Output all lines exactly, with nothing added or dropped.

== TASK DATA ==
________________________

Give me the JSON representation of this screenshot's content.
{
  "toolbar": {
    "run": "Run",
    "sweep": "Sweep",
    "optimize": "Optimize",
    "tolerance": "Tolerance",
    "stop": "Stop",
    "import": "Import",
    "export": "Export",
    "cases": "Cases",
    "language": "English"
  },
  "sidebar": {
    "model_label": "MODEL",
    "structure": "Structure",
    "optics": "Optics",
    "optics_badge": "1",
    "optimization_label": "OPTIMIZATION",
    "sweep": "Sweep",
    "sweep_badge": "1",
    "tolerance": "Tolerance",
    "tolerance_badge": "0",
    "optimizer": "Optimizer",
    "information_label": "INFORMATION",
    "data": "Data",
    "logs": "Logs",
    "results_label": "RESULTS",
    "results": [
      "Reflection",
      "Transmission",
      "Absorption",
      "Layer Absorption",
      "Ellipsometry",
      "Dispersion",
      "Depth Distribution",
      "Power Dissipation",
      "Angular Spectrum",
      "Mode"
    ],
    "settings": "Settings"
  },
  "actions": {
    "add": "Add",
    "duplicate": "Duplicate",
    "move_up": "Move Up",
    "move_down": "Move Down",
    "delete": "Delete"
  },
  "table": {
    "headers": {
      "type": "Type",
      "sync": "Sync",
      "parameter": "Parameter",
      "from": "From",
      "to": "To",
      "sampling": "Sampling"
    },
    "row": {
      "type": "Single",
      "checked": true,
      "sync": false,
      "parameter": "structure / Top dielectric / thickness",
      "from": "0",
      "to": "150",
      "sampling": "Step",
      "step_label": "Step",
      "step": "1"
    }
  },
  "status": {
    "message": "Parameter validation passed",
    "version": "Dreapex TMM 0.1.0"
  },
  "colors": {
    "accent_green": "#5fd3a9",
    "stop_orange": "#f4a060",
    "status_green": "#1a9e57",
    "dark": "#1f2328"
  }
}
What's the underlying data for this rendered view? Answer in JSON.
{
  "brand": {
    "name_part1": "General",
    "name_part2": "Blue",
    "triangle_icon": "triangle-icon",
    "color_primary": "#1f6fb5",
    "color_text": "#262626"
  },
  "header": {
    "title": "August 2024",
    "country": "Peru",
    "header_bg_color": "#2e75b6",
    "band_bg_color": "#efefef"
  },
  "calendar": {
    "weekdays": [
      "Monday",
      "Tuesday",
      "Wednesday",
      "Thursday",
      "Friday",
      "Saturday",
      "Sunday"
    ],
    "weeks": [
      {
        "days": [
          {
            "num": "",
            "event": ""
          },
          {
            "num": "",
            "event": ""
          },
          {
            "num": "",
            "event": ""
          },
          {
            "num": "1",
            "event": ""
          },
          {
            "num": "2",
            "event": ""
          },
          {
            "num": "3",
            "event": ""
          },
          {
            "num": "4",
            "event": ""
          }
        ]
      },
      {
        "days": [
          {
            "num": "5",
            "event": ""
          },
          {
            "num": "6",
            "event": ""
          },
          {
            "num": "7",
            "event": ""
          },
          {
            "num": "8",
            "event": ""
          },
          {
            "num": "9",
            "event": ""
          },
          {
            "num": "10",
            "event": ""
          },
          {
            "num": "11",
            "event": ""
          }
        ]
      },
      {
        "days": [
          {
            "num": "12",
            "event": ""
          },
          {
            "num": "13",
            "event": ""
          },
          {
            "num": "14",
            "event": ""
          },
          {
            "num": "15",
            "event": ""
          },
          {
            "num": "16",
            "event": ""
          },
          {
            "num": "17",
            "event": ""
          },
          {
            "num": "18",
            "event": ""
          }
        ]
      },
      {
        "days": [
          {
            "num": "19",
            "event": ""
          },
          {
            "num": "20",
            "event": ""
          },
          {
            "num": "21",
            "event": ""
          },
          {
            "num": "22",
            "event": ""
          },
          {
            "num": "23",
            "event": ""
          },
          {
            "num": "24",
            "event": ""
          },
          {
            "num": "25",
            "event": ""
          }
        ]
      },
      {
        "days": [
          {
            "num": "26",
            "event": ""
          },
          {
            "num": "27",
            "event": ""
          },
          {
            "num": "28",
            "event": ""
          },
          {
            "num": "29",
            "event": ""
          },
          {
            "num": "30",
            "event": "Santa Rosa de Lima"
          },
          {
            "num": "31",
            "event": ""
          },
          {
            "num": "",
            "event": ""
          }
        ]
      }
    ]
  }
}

________________________

== TASK OUTPUT ==
Give me the JSON representation of this screenshot's content.
{
  "toolbar": {
    "run": "Run",
    "sweep": "Sweep",
    "optimize": "Optimize",
    "tolerance": "Tolerance",
    "stop": "Stop",
    "import": "Import",
    "export": "Export",
    "cases": "Cases",
    "language": "English"
  },
  "sidebar": {
    "model_label": "MODEL",
    "structure": "Structure",
    "optics": "Optics",
    "optics_badge": "1",
    "optimization_label": "OPTIMIZATION",
    "sweep": "Sweep",
    "sweep_badge": "1",
    "tolerance": "Tolerance",
    "tolerance_badge": "0",
    "optimizer": "Optimizer",
    "information_label": "INFORMATION",
    "data": "Data",
    "logs": "Logs",
    "results_label": "RESULTS",
    "results": [
      "Reflection",
      "Transmission",
      "Absorption",
      "Layer Absorption",
      "Ellipsometry",
      "Dispersion",
      "Depth Distribution",
      "Power Dissipation",
      "Angular Spectrum",
      "Mode"
    ],
    "settings": "Settings"
  },
  "actions": {
    "add": "Add",
    "duplicate": "Duplicate",
    "move_up": "Move Up",
    "move_down": "Move Down",
    "delete": "Delete"
  },
  "table": {
    "headers": {
      "type": "Type",
      "sync": "Sync",
      "parameter": "Parameter",
      "from": "From",
      "to": "To",
      "sampling": "Sampling"
    },
    "row": {
      "type": "Single",
      "checked": true,
      "sync": false,
      "parameter": "structure / Top dielectric / thickness",
      "from": "0",
      "to": "150",
      "sampling": "Step",
      "step_label": "Step",
      "step": "1"
    }
  },
  "status": {
    "message": "Parameter validation passed",
    "version": "Dreapex TMM 0.1.0"
  },
  "colors": {
    "accent_green": "#5fd3a9",
    "stop_orange": "#f4a060",
    "status_green": "#1a9e57",
    "dark": "#1f2328"
  }
}
What's the underlying data for this rendered view? Answer in JSON.
{
  "brand": {
    "name_part1": "General",
    "name_part2": "Blue",
    "triangle_icon": "triangle-icon",
    "color_primary": "#1f6fb5",
    "color_text": "#262626"
  },
  "header": {
    "title": "August 2024",
    "country": "Peru",
    "header_bg_color": "#2e75b6",
    "band_bg_color": "#efefef"
  },
  "calendar": {
    "weekdays": [
      "Monday",
      "Tuesday",
      "Wednesday",
      "Thursday",
      "Friday",
      "Saturday",
      "Sunday"
    ],
    "weeks": [
      {
        "days": [
          {
            "num": "",
            "event": ""
          },
          {
            "num": "",
            "event": ""
          },
          {
            "num": "",
            "event": ""
          },
          {
            "num": "1",
            "event": ""
          },
          {
            "num": "2",
            "event": ""
          },
          {
            "num": "3",
            "event": ""
          },
          {
            "num": "4",
            "event": ""
          }
        ]
      },
      {
        "days": [
          {
            "num": "5",
            "event": ""
          },
          {
            "num": "6",
            "event": ""
          },
          {
            "num": "7",
            "event": ""
          },
          {
            "num": "8",
            "event": ""
          },
          {
            "num": "9",
            "event": ""
          },
          {
            "num": "10",
            "event": ""
          },
          {
            "num": "11",
            "event": ""
          }
        ]
      },
      {
        "days": [
          {
            "num": "12",
            "event": ""
          },
          {
            "num": "13",
            "event": ""
          },
          {
            "num": "14",
            "event": ""
          },
          {
            "num": "15",
            "event": ""
          },
          {
            "num": "16",
            "event": ""
          },
          {
            "num": "17",
            "event": ""
          },
          {
            "num": "18",
            "event": ""
          }
        ]
      },
      {
        "days": [
          {
            "num": "19",
            "event": ""
          },
          {
            "num": "20",
            "event": ""
          },
          {
            "num": "21",
            "event": ""
          },
          {
            "num": "22",
            "event": ""
          },
          {
            "num": "23",
            "event": ""
          },
          {
            "num": "24",
            "event": ""
          },
          {
            "num": "25",
            "event": ""
          }
        ]
      },
      {
        "days": [
          {
            "num": "26",
            "event": ""
          },
          {
            "num": "27",
            "event": ""
          },
          {
            "num": "28",
            "event": ""
          },
          {
            "num": "29",
            "event": ""
          },
          {
            "num": "30",
            "event": "Santa Rosa de Lima"
          },
          {
            "num": "31",
            "event": ""
          },
          {
            "num": "",
            "event": ""
          }
        ]
      }
    ]
  }
}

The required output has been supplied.